* **STORED ROWS**

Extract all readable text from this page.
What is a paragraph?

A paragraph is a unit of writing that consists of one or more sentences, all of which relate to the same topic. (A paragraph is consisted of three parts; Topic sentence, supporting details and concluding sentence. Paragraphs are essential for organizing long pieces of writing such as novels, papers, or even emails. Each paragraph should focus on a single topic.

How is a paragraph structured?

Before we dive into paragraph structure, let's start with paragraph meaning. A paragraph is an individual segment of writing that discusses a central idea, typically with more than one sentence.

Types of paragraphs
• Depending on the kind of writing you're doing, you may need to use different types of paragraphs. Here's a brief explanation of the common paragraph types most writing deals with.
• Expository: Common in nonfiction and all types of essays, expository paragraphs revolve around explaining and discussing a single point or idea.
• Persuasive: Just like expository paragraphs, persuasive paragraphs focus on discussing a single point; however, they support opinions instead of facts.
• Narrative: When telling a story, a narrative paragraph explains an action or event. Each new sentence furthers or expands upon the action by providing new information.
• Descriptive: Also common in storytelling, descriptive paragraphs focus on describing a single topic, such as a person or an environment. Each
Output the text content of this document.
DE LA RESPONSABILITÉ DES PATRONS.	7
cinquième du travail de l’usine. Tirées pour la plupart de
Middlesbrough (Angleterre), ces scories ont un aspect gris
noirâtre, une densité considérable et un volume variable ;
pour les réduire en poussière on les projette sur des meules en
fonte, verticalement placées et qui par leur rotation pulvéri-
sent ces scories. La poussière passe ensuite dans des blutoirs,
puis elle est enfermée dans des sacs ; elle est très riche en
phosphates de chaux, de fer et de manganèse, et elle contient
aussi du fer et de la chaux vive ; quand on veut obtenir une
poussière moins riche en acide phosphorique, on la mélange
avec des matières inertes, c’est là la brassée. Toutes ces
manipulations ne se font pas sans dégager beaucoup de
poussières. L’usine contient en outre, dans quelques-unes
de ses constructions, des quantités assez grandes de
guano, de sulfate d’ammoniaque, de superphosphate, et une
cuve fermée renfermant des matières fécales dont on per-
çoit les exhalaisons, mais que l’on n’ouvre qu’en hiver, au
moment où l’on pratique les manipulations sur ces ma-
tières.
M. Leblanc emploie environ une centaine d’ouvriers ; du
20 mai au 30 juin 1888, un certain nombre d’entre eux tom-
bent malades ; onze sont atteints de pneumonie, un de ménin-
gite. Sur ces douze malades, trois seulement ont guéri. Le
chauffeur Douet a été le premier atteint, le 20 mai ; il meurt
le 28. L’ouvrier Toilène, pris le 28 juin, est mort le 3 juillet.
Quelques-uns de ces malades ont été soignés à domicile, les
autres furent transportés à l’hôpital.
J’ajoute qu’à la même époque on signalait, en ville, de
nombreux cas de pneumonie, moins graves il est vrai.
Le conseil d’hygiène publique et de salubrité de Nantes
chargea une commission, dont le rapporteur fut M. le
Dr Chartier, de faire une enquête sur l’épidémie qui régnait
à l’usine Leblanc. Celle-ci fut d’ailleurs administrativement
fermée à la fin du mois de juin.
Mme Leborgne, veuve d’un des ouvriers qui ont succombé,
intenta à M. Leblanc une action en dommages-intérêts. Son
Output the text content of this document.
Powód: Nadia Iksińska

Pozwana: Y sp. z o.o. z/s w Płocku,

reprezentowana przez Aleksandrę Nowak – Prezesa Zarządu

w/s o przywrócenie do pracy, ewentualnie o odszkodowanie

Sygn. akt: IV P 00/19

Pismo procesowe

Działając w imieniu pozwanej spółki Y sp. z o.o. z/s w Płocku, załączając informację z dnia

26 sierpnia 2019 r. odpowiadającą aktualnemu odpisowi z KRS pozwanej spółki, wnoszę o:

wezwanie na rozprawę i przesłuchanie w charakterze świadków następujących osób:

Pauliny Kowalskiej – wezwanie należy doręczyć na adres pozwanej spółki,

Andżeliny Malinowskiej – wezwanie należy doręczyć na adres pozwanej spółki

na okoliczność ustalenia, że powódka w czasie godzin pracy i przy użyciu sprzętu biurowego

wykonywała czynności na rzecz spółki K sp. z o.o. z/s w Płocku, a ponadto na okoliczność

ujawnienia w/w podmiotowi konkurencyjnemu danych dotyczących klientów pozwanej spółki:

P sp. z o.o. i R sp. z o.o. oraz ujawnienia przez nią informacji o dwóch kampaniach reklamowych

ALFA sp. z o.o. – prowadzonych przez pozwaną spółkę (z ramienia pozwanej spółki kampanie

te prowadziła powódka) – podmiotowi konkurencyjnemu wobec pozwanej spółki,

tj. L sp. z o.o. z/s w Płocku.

* **CHALLENGE**
Check each line above for "chaux" and return the ones that have it.

* **TASK ANSWER**
phosphates de chaux, de fer et de manganèse, et elle contient
aussi du fer et de la chaux vive ; quand on veut obtenir une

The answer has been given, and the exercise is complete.